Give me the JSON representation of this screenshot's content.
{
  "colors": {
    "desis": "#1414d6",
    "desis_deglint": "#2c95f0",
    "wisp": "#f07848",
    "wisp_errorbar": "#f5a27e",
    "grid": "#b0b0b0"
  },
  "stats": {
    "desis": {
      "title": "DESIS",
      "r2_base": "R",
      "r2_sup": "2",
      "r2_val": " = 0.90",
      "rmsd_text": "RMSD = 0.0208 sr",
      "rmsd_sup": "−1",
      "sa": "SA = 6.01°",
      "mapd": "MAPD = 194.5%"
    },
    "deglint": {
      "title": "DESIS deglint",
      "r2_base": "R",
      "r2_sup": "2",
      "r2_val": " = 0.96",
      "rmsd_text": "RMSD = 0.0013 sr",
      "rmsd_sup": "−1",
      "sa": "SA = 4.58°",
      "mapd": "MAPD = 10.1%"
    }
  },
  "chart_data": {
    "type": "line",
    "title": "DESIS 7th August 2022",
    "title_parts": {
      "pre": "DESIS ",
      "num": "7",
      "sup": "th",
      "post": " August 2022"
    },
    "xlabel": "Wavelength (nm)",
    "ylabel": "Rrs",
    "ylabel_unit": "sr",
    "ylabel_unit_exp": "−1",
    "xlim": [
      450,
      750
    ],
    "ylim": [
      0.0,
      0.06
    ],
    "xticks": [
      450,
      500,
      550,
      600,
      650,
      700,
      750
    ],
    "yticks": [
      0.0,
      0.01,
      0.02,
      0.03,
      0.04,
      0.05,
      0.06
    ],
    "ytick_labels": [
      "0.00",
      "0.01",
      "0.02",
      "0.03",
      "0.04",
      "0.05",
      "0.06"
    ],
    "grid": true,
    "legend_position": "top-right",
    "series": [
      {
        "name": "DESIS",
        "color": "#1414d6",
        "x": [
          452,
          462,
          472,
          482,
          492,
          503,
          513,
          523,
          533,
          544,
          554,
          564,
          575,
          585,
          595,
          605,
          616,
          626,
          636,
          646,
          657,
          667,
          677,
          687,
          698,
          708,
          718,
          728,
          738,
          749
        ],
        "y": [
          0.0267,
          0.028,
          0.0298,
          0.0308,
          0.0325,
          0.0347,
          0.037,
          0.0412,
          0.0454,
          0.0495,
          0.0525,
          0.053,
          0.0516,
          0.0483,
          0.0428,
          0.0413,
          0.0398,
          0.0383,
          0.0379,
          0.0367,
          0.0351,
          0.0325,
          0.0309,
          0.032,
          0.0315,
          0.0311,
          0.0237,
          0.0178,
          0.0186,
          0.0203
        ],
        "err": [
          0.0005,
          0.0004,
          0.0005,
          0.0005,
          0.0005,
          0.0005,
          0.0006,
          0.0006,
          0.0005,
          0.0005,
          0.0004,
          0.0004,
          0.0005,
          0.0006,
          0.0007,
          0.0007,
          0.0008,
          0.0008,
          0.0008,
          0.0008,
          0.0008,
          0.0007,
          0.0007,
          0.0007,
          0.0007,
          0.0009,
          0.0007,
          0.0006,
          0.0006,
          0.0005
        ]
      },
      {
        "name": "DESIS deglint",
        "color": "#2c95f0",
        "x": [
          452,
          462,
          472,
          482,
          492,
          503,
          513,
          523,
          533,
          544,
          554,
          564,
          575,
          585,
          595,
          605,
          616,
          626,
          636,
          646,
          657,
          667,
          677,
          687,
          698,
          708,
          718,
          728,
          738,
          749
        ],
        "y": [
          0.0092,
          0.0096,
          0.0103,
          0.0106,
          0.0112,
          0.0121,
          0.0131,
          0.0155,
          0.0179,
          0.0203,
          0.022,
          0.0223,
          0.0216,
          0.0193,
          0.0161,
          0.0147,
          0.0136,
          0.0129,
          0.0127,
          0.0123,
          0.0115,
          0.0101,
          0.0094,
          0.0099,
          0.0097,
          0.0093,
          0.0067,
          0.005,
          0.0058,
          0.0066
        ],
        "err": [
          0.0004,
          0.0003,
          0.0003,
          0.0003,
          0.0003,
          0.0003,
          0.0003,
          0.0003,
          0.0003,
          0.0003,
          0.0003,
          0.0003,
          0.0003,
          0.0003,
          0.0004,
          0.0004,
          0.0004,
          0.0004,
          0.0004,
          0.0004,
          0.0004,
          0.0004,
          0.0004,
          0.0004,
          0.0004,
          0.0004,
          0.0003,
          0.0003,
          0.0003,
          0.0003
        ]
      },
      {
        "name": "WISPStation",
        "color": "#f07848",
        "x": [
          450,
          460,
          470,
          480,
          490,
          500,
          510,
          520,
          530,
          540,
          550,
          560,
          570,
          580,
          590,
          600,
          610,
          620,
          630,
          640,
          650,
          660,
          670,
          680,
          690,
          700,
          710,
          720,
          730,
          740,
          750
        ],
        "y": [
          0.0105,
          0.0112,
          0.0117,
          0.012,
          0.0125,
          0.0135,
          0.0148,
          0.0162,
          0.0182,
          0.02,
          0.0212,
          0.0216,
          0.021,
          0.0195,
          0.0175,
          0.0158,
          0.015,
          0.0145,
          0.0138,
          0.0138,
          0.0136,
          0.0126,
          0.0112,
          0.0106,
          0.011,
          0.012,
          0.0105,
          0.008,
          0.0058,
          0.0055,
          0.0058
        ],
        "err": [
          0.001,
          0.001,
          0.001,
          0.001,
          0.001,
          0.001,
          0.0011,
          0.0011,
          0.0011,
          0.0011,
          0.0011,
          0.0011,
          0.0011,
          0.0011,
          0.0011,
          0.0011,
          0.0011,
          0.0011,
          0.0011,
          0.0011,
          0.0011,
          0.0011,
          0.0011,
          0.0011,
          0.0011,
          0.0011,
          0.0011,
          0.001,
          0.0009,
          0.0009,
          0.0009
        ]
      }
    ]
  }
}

═══

• _YOUR GOAL_: Print out every record again, exactly and in full.

• _OUTPUT FOR THIS TASK_:
Give me the JSON representation of this screenshot's content.
{
  "colors": {
    "desis": "#1414d6",
    "desis_deglint": "#2c95f0",
    "wisp": "#f07848",
    "wisp_errorbar": "#f5a27e",
    "grid": "#b0b0b0"
  },
  "stats": {
    "desis": {
      "title": "DESIS",
      "r2_base": "R",
      "r2_sup": "2",
      "r2_val": " = 0.90",
      "rmsd_text": "RMSD = 0.0208 sr",
      "rmsd_sup": "−1",
      "sa": "SA = 6.01°",
      "mapd": "MAPD = 194.5%"
    },
    "deglint": {
      "title": "DESIS deglint",
      "r2_base": "R",
      "r2_sup": "2",
      "r2_val": " = 0.96",
      "rmsd_text": "RMSD = 0.0013 sr",
      "rmsd_sup": "−1",
      "sa": "SA = 4.58°",
      "mapd": "MAPD = 10.1%"
    }
  },
  "chart_data": {
    "type": "line",
    "title": "DESIS 7th August 2022",
    "title_parts": {
      "pre": "DESIS ",
      "num": "7",
      "sup": "th",
      "post": " August 2022"
    },
    "xlabel": "Wavelength (nm)",
    "ylabel": "Rrs",
    "ylabel_unit": "sr",
    "ylabel_unit_exp": "−1",
    "xlim": [
      450,
      750
    ],
    "ylim": [
      0.0,
      0.06
    ],
    "xticks": [
      450,
      500,
      550,
      600,
      650,
      700,
      750
    ],
    "yticks": [
      0.0,
      0.01,
      0.02,
      0.03,
      0.04,
      0.05,
      0.06
    ],
    "ytick_labels": [
      "0.00",
      "0.01",
      "0.02",
      "0.03",
      "0.04",
      "0.05",
      "0.06"
    ],
    "grid": true,
    "legend_position": "top-right",
    "series": [
      {
        "name": "DESIS",
        "color": "#1414d6",
        "x": [
          452,
          462,
          472,
          482,
          492,
          503,
          513,
          523,
          533,
          544,
          554,
          564,
          575,
          585,
          595,
          605,
          616,
          626,
          636,
          646,
          657,
          667,
          677,
          687,
          698,
          708,
          718,
          728,
          738,
          749
        ],
        "y": [
          0.0267,
          0.028,
          0.0298,
          0.0308,
          0.0325,
          0.0347,
          0.037,
          0.0412,
          0.0454,
          0.0495,
          0.0525,
          0.053,
          0.0516,
          0.0483,
          0.0428,
          0.0413,
          0.0398,
          0.0383,
          0.0379,
          0.0367,
          0.0351,
          0.0325,
          0.0309,
          0.032,
          0.0315,
          0.0311,
          0.0237,
          0.0178,
          0.0186,
          0.0203
        ],
        "err": [
          0.0005,
          0.0004,
          0.0005,
          0.0005,
          0.0005,
          0.0005,
          0.0006,
          0.0006,
          0.0005,
          0.0005,
          0.0004,
          0.0004,
          0.0005,
          0.0006,
          0.0007,
          0.0007,
          0.0008,
          0.0008,
          0.0008,
          0.0008,
          0.0008,
          0.0007,
          0.0007,
          0.0007,
          0.0007,
          0.0009,
          0.0007,
          0.0006,
          0.0006,
          0.0005
        ]
      },
      {
        "name": "DESIS deglint",
        "color": "#2c95f0",
        "x": [
          452,
          462,
          472,
          482,
          492,
          503,
          513,
          523,
          533,
          544,
          554,
          564,
          575,
          585,
          595,
          605,
          616,
          626,
          636,
          646,
          657,
          667,
          677,
          687,
          698,
          708,
          718,
          728,
          738,
          749
        ],
        "y": [
          0.0092,
          0.0096,
          0.0103,
          0.0106,
          0.0112,
          0.0121,
          0.0131,
          0.0155,
          0.0179,
          0.0203,
          0.022,
          0.0223,
          0.0216,
          0.0193,
          0.0161,
          0.0147,
          0.0136,
          0.0129,
          0.0127,
          0.0123,
          0.0115,
          0.0101,
          0.0094,
          0.0099,
          0.0097,
          0.0093,
          0.0067,
          0.005,
          0.0058,
          0.0066
        ],
        "err": [
          0.0004,
          0.0003,
          0.0003,
          0.0003,
          0.0003,
          0.0003,
          0.0003,
          0.0003,
          0.0003,
          0.0003,
          0.0003,
          0.0003,
          0.0003,
          0.0003,
          0.0004,
          0.0004,
          0.0004,
          0.0004,
          0.0004,
          0.0004,
          0.0004,
          0.0004,
          0.0004,
          0.0004,
          0.0004,
          0.0004,
          0.0003,
          0.0003,
          0.0003,
          0.0003
        ]
      },
      {
        "name": "WISPStation",
        "color": "#f07848",
        "x": [
          450,
          460,
          470,
          480,
          490,
          500,
          510,
          520,
          530,
          540,
          550,
          560,
          570,
          580,
          590,
          600,
          610,
          620,
          630,
          640,
          650,
          660,
          670,
          680,
          690,
          700,
          710,
          720,
          730,
          740,
          750
        ],
        "y": [
          0.0105,
          0.0112,
          0.0117,
          0.012,
          0.0125,
          0.0135,
          0.0148,
          0.0162,
          0.0182,
          0.02,
          0.0212,
          0.0216,
          0.021,
          0.0195,
          0.0175,
          0.0158,
          0.015,
          0.0145,
          0.0138,
          0.0138,
          0.0136,
          0.0126,
          0.0112,
          0.0106,
          0.011,
          0.012,
          0.0105,
          0.008,
          0.0058,
          0.0055,
          0.0058
        ],
        "err": [
          0.001,
          0.001,
          0.001,
          0.001,
          0.001,
          0.001,
          0.0011,
          0.0011,
          0.0011,
          0.0011,
          0.0011,
          0.0011,
          0.0011,
          0.0011,
          0.0011,
          0.0011,
          0.0011,
          0.0011,
          0.0011,
          0.0011,
          0.0011,
          0.0011,
          0.0011,
          0.0011,
          0.0011,
          0.0011,
          0.0011,
          0.001,
          0.0009,
          0.0009,
          0.0009
        ]
      }
    ]
  }
}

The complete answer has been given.